··· Data to use

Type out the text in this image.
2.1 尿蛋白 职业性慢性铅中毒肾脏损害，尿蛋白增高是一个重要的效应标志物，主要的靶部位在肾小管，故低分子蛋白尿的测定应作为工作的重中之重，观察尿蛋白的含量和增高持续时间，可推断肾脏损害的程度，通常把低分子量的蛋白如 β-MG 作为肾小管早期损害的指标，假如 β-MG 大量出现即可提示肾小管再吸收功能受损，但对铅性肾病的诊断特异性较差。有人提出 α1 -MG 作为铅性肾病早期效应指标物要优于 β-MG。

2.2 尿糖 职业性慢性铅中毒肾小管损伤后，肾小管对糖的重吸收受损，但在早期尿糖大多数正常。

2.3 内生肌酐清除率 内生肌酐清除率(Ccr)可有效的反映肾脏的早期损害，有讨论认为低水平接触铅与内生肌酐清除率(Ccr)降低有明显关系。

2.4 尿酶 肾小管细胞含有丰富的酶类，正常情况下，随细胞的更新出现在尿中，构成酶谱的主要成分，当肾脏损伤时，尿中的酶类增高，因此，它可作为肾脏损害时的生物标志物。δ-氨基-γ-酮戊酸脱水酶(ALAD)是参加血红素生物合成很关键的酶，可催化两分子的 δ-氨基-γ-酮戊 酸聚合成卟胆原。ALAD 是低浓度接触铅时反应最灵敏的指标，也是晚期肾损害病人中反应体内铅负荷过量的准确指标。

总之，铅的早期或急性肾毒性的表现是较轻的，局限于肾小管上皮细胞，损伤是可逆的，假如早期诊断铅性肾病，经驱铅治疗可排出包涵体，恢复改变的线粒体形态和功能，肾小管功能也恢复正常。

······

Output all of the data again, exactly.

Type out the text in this image.
2.1 尿蛋白 职业性慢性铅中毒肾脏损害，尿蛋白增高是一个重要的效应标志物，主要的靶部位在肾小管，故低分子蛋白尿的测定应作为工作的重中之重，观察尿蛋白的含量和增高持续时间，可推断肾脏损害的程度，通常把低分子量的蛋白如 β-MG 作为肾小管早期损害的指标，假如 β-MG 大量出现即可提示肾小管再吸收功能受损，但对铅性肾病的诊断特异性较差。有人提出 α1 -MG 作为铅性肾病早期效应指标物要优于 β-MG。

2.2 尿糖 职业性慢性铅中毒肾小管损伤后，肾小管对糖的重吸收受损，但在早期尿糖大多数正常。

2.3 内生肌酐清除率 内生肌酐清除率(Ccr)可有效的反映肾脏的早期损害，有讨论认为低水平接触铅与内生肌酐清除率(Ccr)降低有明显关系。

2.4 尿酶 肾小管细胞含有丰富的酶类，正常情况下，随细胞的更新出现在尿中，构成酶谱的主要成分，当肾脏损伤时，尿中的酶类增高，因此，它可作为肾脏损害时的生物标志物。δ-氨基-γ-酮戊酸脱水酶(ALAD)是参加血红素生物合成很关键的酶，可催化两分子的 δ-氨基-γ-酮戊 酸聚合成卟胆原。ALAD 是低浓度接触铅时反应最灵敏的指标，也是晚期肾损害病人中反应体内铅负荷过量的准确指标。

总之，铅的早期或急性肾毒性的表现是较轻的，局限于肾小管上皮细胞，损伤是可逆的，假如早期诊断铅性肾病，经驱铅治疗可排出包涵体，恢复改变的线粒体形态和功能，肾小管功能也恢复正常。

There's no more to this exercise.